··· Records provided

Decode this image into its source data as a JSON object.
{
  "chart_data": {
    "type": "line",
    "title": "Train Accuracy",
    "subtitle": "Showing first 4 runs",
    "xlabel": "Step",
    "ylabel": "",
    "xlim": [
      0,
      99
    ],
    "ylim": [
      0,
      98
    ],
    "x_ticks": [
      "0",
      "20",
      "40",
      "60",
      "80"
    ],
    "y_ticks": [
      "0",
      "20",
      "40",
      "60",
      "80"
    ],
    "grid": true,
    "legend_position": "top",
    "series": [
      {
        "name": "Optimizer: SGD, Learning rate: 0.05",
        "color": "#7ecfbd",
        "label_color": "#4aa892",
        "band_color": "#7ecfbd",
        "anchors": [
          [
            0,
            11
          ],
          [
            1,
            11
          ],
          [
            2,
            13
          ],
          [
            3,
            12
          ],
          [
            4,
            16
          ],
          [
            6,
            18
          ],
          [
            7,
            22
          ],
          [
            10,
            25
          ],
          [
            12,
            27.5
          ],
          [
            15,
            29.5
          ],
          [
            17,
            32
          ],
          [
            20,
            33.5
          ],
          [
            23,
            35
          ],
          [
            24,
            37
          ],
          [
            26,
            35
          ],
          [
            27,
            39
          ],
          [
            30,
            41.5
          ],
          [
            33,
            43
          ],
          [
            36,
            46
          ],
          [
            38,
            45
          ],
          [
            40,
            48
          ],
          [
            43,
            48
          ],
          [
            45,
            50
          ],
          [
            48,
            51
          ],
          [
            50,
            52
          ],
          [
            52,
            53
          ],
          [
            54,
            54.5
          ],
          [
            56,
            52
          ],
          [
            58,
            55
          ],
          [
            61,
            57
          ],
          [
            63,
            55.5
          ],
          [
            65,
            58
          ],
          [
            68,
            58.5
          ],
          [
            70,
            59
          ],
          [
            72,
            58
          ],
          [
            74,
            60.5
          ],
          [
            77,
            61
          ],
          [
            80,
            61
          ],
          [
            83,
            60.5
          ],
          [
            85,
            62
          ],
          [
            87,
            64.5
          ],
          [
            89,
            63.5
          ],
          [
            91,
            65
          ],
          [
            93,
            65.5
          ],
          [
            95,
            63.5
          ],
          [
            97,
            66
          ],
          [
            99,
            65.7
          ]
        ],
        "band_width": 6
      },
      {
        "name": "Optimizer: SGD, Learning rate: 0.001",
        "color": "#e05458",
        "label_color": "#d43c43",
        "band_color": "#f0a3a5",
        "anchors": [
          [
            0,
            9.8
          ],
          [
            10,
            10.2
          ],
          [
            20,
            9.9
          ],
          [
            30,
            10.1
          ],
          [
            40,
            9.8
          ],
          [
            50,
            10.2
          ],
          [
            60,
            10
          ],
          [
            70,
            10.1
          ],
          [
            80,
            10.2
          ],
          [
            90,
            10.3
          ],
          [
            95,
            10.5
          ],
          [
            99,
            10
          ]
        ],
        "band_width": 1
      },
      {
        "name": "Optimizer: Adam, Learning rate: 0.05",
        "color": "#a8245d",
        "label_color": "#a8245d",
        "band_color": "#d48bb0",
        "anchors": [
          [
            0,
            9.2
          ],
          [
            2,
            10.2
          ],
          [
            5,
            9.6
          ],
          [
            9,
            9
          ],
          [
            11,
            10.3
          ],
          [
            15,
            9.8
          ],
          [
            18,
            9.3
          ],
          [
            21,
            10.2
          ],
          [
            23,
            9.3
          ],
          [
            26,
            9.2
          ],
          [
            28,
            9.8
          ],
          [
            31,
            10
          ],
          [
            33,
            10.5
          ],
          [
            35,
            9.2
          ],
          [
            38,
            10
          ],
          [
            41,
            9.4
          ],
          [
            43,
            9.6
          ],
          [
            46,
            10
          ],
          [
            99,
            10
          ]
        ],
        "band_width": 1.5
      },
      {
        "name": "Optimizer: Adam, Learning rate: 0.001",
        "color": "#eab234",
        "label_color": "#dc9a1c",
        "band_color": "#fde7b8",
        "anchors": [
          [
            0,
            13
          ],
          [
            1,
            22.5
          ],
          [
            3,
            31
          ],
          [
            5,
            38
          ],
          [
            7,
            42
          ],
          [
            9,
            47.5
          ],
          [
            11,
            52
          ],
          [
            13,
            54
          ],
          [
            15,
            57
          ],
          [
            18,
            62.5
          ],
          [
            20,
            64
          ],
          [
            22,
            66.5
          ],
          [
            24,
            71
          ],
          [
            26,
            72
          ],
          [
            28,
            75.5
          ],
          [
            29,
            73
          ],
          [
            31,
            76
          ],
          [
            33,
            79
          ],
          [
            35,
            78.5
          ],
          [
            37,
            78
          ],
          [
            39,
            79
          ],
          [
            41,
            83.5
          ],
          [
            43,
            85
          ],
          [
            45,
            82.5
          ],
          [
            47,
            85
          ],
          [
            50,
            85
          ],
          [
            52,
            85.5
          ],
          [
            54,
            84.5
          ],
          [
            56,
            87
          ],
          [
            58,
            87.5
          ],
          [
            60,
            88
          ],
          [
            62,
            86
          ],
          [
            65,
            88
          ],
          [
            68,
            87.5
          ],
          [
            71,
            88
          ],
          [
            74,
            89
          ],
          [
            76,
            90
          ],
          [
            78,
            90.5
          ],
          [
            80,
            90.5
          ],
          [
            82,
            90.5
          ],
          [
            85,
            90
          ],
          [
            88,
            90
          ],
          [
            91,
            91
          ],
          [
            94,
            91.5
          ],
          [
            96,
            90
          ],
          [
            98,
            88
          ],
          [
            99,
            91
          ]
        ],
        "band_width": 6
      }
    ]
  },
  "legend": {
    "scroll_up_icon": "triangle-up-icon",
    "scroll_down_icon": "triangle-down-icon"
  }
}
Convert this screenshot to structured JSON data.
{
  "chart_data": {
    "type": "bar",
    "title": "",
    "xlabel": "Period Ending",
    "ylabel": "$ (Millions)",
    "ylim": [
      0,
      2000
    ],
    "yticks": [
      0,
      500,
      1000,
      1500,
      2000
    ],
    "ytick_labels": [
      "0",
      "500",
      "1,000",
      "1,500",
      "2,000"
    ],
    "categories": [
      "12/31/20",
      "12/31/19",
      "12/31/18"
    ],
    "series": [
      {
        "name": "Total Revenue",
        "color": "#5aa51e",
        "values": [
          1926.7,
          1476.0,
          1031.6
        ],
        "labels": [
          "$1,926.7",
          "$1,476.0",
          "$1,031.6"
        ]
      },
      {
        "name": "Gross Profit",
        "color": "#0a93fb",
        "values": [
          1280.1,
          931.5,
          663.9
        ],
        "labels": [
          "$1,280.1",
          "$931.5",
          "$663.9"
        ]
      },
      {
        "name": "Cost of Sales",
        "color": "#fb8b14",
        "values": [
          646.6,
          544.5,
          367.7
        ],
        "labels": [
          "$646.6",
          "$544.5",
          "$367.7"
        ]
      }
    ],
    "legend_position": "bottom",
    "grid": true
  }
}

······

**Exercise instructions:**
Extract, from the listing above, every line where the string "name" occurs.

**Reply:**
        "name": "Optimizer: SGD, Learning rate: 0.05",
        "name": "Optimizer: SGD, Learning rate: 0.001",
        "name": "Optimizer: Adam, Learning rate: 0.05",
        "name": "Optimizer: Adam, Learning rate: 0.001",
        "name": "Total Revenue",
        "name": "Gross Profit",
        "name": "Cost of Sales",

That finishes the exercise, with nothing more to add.